### Entries ###

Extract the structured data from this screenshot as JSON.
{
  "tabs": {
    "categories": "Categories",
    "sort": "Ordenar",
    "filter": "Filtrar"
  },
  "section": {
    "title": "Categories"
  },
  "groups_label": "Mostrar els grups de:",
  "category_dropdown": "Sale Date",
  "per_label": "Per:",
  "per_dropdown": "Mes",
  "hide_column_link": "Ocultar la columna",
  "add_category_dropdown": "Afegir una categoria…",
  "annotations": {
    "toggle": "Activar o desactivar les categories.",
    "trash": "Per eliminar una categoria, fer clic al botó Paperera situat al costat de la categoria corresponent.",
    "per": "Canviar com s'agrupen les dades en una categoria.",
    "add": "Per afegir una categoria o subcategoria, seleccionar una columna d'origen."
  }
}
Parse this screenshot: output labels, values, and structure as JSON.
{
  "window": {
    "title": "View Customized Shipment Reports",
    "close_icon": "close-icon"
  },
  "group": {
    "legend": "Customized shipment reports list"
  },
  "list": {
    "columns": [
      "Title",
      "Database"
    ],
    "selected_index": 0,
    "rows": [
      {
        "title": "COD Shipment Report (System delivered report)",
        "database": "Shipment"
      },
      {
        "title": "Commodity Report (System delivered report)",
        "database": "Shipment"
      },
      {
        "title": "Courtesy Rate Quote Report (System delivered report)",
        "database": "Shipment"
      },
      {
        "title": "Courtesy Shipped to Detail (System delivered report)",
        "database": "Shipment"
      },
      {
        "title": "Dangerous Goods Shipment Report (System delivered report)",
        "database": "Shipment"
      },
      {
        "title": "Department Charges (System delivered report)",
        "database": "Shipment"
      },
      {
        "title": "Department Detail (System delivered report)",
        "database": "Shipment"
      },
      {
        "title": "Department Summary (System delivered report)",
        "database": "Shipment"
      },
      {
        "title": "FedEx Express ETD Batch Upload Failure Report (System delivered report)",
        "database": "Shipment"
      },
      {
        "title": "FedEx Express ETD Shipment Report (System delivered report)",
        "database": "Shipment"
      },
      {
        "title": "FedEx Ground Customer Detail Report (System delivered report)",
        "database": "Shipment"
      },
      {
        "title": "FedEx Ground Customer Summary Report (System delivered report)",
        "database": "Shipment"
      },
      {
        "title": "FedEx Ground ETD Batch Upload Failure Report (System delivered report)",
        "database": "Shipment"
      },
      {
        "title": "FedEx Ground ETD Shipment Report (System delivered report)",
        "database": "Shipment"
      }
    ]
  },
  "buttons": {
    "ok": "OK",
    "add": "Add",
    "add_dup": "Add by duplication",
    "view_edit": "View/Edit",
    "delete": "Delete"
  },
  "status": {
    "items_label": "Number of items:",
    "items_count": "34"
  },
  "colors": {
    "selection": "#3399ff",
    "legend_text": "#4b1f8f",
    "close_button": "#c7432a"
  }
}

###

**Exercise requirements**
Filter out all lines lacking the word "Express" and copy the rest.

**Answer to the task**
        "title": "FedEx Express ETD Batch Upload Failure Report (System delivered report)",
        "title": "FedEx Express ETD Shipment Report (System delivered report)",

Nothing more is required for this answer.